Challenge ->
Note each line of the listing that contains the string "this", and copy it.
● ● ●
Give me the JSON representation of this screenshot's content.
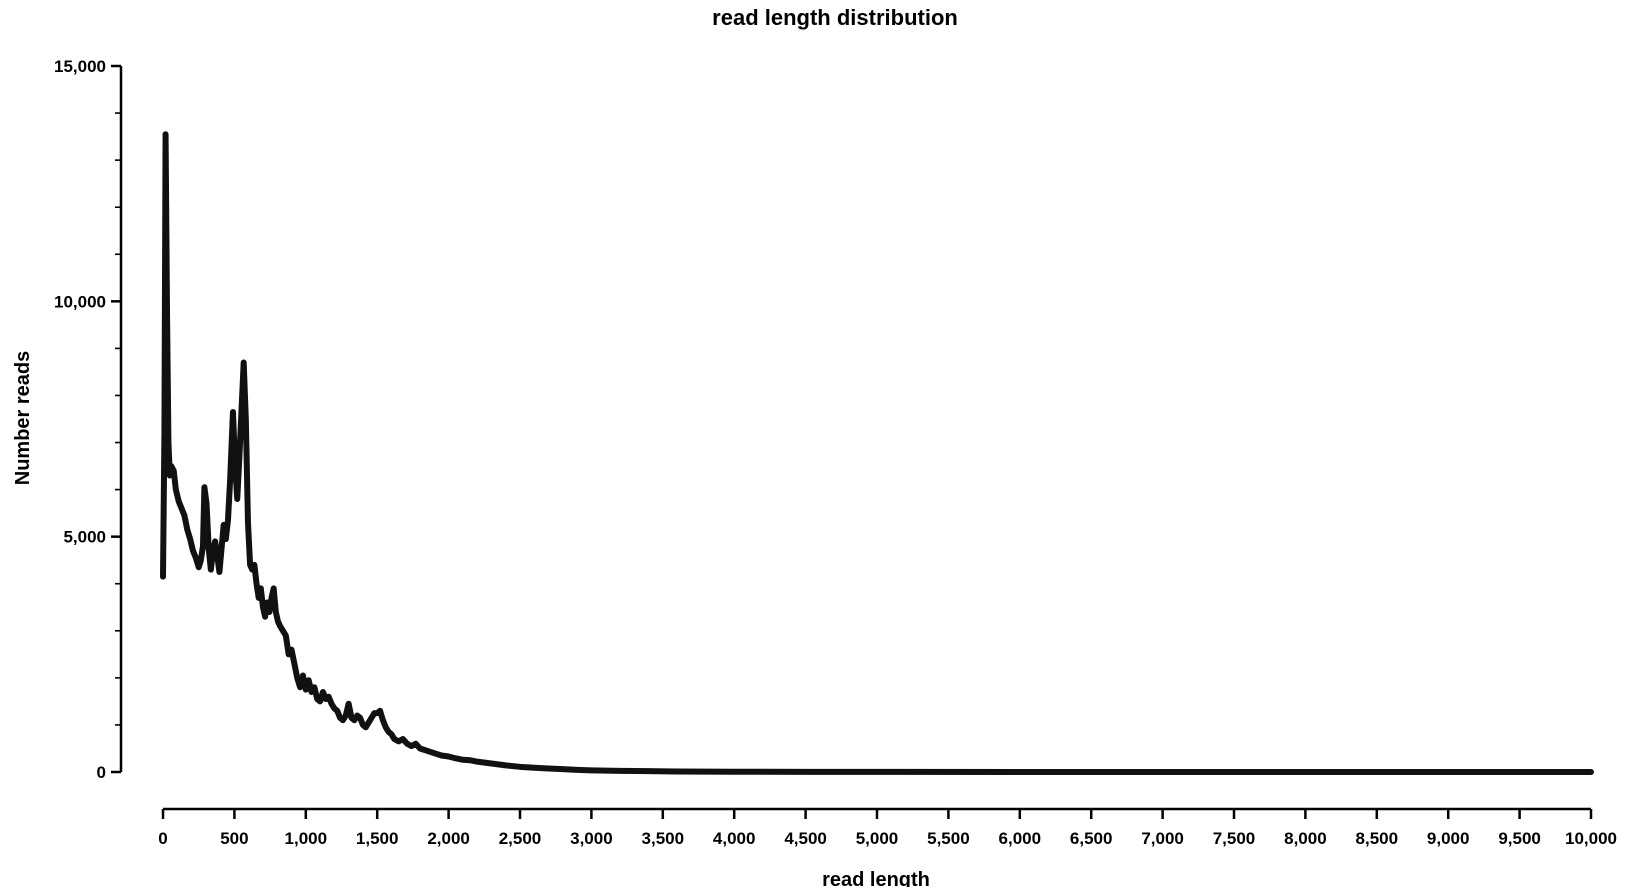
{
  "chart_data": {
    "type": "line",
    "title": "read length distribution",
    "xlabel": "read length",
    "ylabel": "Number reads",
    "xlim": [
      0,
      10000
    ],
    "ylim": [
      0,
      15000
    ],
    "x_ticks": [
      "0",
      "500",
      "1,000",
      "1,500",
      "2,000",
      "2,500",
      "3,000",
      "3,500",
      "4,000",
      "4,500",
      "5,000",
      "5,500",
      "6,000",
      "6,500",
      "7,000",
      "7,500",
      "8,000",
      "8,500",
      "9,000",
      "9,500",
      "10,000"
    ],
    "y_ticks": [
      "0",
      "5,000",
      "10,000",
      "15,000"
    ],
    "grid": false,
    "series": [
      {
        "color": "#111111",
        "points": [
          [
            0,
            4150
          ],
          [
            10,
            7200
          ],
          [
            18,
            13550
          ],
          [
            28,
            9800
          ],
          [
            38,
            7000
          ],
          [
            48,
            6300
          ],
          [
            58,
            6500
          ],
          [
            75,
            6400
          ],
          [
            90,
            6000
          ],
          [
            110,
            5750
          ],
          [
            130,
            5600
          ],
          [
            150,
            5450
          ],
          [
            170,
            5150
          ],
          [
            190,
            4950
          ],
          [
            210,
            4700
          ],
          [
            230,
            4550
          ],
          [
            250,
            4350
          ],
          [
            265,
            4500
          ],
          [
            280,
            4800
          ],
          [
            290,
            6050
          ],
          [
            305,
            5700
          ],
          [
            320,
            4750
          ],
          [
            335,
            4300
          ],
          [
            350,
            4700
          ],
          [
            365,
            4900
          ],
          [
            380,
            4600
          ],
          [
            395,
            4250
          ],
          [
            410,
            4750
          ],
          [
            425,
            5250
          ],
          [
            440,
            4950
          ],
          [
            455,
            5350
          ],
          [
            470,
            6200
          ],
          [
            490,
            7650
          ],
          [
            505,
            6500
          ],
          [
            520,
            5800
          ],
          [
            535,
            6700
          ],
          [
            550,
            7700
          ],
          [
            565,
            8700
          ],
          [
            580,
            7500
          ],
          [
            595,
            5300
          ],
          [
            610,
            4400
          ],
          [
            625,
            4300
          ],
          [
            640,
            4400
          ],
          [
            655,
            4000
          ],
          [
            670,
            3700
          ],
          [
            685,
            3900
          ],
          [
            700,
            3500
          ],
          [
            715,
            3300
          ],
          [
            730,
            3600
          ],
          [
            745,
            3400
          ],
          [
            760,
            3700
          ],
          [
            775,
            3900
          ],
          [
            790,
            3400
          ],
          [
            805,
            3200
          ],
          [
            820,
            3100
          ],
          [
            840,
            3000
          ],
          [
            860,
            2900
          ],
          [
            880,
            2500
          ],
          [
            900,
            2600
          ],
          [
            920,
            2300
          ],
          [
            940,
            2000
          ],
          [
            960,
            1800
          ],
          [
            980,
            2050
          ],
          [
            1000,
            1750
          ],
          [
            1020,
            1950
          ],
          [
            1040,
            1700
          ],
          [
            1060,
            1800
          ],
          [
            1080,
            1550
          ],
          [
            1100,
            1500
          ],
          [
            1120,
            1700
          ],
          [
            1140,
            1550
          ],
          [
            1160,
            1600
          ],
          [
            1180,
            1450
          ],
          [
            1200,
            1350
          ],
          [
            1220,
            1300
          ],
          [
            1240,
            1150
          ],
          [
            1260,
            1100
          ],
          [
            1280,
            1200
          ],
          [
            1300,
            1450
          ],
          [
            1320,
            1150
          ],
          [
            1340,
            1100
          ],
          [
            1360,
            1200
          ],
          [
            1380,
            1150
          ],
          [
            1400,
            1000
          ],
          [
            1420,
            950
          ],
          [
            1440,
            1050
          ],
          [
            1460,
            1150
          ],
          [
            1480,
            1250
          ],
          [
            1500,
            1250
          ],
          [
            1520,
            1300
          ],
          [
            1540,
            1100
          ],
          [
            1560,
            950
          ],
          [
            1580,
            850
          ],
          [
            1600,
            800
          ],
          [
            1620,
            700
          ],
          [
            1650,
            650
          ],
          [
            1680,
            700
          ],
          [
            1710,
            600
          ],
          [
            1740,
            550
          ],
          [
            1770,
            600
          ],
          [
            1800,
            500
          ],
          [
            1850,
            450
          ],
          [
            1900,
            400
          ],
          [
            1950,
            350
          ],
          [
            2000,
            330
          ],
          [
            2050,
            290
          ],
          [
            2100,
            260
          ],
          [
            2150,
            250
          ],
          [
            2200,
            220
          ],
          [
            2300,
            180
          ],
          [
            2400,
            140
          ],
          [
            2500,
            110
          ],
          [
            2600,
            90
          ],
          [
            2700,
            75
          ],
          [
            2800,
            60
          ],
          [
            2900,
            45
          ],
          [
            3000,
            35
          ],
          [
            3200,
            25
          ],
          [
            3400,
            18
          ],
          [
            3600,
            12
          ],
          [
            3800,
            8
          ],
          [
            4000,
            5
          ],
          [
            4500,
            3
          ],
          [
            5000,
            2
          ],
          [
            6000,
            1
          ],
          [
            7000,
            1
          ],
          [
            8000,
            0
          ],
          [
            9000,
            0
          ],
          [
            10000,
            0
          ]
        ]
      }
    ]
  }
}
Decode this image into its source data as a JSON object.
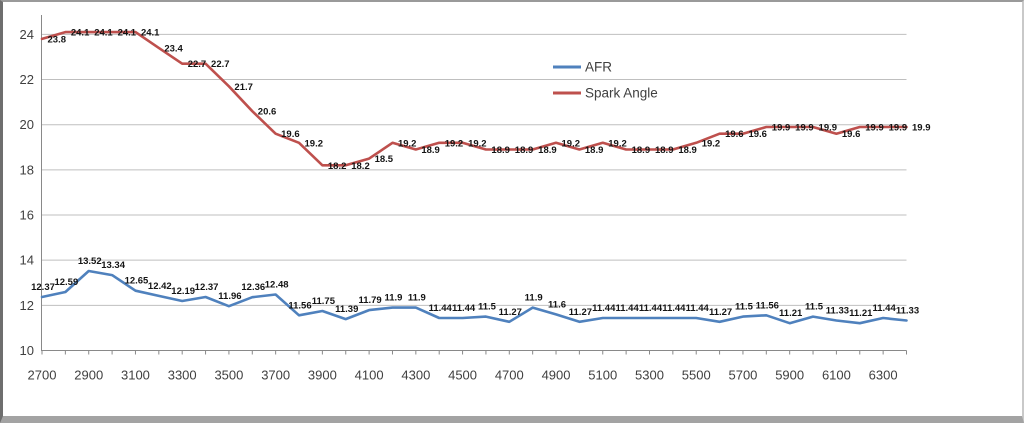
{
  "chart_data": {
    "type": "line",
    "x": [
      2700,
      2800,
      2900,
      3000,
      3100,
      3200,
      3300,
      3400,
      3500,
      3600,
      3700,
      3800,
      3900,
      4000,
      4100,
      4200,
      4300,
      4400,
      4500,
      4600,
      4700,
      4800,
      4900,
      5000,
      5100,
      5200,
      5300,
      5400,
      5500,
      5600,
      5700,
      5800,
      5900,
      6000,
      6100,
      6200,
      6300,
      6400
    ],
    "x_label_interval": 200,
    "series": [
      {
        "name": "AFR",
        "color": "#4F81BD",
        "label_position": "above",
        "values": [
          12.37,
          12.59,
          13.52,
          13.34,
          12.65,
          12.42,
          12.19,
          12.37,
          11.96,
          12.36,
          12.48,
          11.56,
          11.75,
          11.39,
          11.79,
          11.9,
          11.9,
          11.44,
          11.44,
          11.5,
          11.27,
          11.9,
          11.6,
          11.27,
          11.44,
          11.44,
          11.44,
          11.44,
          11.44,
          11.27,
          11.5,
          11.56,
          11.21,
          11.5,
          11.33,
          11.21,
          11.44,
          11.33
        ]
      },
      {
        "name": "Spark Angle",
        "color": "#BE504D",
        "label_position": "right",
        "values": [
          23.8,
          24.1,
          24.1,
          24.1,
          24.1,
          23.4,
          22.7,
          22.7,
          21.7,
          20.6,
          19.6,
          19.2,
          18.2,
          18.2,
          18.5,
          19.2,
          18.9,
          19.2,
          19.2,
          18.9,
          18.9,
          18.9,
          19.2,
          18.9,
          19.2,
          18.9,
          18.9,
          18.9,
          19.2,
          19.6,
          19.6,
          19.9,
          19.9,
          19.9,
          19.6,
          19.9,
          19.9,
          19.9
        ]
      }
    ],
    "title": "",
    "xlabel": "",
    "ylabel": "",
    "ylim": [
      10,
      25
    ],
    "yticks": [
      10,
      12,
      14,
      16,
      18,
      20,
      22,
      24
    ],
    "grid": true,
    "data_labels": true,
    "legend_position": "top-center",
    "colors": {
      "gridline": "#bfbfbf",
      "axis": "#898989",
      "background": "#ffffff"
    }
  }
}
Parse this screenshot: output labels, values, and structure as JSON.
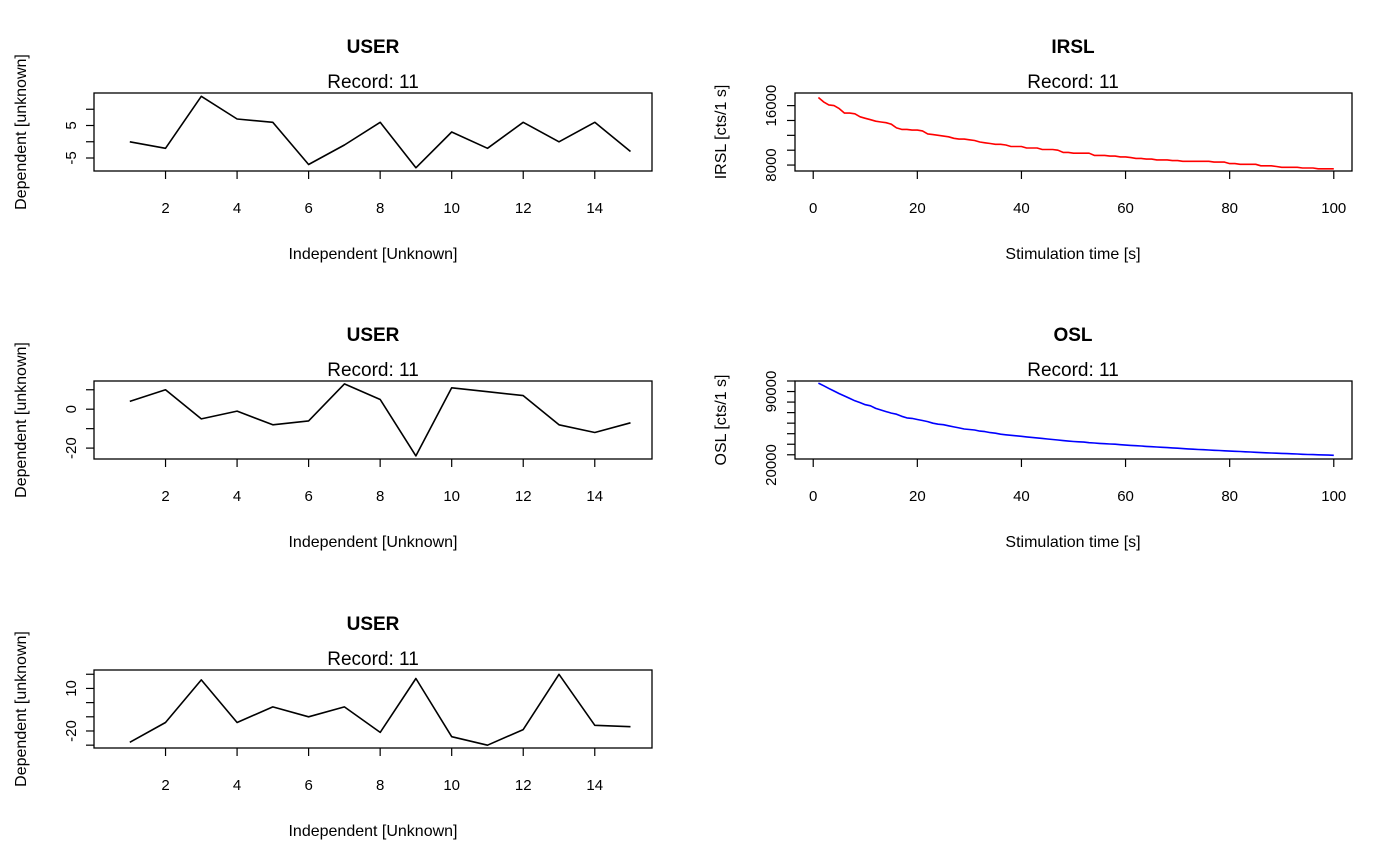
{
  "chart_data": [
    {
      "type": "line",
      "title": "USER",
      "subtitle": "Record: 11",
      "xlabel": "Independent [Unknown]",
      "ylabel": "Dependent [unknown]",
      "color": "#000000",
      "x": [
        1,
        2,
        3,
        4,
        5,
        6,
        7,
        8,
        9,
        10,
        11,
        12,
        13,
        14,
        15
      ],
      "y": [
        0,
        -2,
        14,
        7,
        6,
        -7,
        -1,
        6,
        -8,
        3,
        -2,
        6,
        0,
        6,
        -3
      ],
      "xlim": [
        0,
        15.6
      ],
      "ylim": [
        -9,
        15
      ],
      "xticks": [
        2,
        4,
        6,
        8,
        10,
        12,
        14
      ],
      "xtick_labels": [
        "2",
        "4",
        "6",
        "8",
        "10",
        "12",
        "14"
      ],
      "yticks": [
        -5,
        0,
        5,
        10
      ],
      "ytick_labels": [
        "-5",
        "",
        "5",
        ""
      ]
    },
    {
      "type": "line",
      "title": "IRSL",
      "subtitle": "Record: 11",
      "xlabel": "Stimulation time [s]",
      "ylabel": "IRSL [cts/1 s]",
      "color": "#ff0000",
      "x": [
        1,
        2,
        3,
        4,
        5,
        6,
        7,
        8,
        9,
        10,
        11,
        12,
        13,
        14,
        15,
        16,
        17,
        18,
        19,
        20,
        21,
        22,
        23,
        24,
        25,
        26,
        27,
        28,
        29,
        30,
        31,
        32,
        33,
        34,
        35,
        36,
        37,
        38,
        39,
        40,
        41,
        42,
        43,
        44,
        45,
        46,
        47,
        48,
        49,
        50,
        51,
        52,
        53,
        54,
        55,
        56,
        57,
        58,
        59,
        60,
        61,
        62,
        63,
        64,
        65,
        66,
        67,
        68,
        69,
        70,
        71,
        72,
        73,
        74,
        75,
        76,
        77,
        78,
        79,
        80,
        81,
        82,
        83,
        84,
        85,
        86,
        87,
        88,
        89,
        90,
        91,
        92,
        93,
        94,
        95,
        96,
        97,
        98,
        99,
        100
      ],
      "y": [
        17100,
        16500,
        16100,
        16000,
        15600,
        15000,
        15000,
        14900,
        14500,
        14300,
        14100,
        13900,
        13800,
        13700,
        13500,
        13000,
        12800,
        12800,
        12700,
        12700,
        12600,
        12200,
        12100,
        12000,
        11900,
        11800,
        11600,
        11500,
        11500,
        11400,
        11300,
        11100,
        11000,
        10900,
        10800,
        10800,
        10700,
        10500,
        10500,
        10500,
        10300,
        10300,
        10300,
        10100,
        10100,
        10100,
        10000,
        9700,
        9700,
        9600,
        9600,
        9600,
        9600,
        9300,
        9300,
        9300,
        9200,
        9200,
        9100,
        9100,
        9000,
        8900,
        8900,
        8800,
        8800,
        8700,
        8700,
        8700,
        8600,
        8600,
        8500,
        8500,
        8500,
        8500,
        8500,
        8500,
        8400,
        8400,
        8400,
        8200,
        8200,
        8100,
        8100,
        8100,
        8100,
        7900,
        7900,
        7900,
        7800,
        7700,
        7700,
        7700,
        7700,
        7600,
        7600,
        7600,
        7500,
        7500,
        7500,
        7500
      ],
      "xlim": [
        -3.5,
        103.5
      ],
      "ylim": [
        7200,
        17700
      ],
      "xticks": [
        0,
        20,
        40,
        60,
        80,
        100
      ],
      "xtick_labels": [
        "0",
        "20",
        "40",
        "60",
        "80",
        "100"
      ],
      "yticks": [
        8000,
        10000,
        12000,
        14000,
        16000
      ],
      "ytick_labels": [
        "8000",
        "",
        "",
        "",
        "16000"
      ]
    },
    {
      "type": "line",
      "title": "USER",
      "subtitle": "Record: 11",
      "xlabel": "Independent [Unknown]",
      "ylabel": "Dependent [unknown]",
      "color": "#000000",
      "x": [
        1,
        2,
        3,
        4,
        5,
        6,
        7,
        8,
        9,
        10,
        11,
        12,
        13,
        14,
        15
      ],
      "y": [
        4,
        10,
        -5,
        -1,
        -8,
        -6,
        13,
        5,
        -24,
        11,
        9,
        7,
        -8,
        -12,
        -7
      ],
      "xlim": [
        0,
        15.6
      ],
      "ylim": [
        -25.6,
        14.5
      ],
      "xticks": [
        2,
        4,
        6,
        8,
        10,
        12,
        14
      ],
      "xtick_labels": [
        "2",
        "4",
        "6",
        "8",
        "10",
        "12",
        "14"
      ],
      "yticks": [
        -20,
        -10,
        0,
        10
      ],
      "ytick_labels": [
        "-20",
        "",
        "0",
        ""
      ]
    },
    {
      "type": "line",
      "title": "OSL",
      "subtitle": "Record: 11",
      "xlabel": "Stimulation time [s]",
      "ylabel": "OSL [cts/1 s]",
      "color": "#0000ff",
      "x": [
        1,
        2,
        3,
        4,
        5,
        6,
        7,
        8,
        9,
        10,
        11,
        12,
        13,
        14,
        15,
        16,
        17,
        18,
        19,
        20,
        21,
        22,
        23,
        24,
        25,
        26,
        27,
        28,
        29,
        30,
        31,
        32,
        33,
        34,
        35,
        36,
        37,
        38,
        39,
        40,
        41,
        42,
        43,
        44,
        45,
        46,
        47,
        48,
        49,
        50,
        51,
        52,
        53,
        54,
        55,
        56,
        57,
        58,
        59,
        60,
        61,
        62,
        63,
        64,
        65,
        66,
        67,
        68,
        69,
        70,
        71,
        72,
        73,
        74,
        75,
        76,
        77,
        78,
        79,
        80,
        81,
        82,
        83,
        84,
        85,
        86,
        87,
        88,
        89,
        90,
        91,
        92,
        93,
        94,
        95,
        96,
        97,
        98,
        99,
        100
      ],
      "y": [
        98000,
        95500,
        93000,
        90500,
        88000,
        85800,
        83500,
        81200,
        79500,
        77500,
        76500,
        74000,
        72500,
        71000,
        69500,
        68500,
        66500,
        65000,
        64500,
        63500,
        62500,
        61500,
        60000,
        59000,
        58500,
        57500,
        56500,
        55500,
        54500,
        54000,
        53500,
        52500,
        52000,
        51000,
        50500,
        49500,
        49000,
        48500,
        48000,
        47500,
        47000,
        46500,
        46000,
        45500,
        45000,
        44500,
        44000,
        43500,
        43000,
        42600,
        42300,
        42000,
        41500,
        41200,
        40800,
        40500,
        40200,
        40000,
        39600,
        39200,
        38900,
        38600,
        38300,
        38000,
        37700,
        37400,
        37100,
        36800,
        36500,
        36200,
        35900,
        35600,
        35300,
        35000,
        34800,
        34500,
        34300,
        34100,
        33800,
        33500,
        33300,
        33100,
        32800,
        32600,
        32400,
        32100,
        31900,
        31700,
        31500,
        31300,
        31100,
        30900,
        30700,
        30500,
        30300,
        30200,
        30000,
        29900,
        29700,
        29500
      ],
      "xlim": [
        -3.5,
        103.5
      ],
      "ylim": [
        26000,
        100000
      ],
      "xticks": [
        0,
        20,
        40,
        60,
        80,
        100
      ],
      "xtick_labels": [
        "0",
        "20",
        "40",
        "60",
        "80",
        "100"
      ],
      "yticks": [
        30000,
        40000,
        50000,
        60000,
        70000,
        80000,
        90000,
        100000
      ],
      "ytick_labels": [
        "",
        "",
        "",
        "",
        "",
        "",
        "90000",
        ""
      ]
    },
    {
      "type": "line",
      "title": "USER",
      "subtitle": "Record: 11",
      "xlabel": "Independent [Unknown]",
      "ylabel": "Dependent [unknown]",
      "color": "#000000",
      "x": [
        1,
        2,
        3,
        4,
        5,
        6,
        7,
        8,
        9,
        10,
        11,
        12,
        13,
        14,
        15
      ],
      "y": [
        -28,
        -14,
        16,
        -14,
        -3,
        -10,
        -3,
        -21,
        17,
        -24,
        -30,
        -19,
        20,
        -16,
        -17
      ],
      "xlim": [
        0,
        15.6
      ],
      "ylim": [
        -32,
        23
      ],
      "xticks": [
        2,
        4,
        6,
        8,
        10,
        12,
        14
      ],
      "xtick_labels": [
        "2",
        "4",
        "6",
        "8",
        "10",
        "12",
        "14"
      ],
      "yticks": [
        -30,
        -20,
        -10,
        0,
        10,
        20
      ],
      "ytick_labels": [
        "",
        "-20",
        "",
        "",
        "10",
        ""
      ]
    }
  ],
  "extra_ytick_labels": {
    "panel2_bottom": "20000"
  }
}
● ● ●
Written response ->
Give me the JSON representation of this screenshot's content.
Decode this image into its source data as a JSON object.
Parse this screenshot: output labels, values, and structure as JSON.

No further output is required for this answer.